===== Data for this exercise =====

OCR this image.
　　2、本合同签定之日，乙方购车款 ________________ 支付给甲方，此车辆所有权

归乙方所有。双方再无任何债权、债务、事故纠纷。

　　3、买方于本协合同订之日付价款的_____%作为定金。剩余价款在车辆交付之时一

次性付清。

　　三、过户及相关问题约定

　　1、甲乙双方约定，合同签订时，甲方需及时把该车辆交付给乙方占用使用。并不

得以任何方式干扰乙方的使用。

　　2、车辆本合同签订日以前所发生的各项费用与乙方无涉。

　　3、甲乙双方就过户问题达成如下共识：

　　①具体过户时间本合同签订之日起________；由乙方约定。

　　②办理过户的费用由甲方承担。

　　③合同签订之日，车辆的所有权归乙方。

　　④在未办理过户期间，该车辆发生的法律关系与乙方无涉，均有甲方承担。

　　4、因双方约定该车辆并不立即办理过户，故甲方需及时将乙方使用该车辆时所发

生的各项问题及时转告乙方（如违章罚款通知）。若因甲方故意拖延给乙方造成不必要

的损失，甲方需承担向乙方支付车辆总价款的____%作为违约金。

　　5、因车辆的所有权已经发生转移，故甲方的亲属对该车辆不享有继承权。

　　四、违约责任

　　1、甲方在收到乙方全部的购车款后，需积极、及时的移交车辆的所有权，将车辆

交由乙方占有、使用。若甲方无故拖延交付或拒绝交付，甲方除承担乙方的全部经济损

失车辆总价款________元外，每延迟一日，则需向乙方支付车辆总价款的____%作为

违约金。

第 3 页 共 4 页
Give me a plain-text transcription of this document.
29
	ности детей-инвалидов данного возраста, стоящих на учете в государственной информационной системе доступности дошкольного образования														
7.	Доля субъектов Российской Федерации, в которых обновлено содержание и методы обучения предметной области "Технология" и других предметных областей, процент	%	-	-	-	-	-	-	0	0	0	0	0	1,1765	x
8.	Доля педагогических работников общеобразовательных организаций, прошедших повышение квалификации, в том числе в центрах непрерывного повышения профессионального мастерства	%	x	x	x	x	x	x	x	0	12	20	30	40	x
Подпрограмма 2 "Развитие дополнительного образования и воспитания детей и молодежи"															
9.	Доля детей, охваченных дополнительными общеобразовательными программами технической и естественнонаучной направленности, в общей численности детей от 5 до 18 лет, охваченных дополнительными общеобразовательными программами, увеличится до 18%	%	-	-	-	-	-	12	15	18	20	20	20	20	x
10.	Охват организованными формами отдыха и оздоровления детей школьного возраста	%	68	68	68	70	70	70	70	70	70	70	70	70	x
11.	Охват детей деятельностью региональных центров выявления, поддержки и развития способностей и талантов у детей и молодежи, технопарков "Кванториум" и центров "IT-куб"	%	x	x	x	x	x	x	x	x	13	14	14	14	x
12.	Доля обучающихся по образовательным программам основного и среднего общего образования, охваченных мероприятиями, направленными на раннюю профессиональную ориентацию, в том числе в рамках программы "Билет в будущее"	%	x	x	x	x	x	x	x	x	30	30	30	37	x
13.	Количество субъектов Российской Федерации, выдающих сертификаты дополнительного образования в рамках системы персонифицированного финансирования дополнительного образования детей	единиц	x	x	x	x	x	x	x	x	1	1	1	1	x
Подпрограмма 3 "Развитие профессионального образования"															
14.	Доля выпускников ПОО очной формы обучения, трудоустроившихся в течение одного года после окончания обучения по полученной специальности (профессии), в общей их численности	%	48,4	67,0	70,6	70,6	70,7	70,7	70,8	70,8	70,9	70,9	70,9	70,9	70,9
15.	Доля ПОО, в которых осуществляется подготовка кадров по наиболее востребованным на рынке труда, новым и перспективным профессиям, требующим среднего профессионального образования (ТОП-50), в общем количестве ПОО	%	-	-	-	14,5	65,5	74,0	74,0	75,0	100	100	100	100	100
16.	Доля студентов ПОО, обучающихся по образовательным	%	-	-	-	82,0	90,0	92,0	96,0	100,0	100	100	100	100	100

=====
===== Data for this exercise =====

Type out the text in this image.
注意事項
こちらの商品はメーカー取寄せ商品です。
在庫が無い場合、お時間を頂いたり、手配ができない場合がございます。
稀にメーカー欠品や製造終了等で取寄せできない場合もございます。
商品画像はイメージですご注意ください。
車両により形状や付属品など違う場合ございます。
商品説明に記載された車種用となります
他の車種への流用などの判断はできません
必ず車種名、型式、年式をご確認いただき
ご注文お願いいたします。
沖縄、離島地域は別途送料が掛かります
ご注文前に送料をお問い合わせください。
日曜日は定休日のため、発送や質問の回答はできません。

=====

Gather up every line in the data above that contains the word "дополнительного", copying each one.

Подпрограмма 2 "Развитие дополнительного образования и воспитания детей и молодежи"															
13.	Количество субъектов Российской Федерации, выдающих сертификаты дополнительного образования в рамках системы персонифицированного финансирования дополнительного образования детей	единиц	x	x	x	x	x	x	x	x	1	1	1	1	x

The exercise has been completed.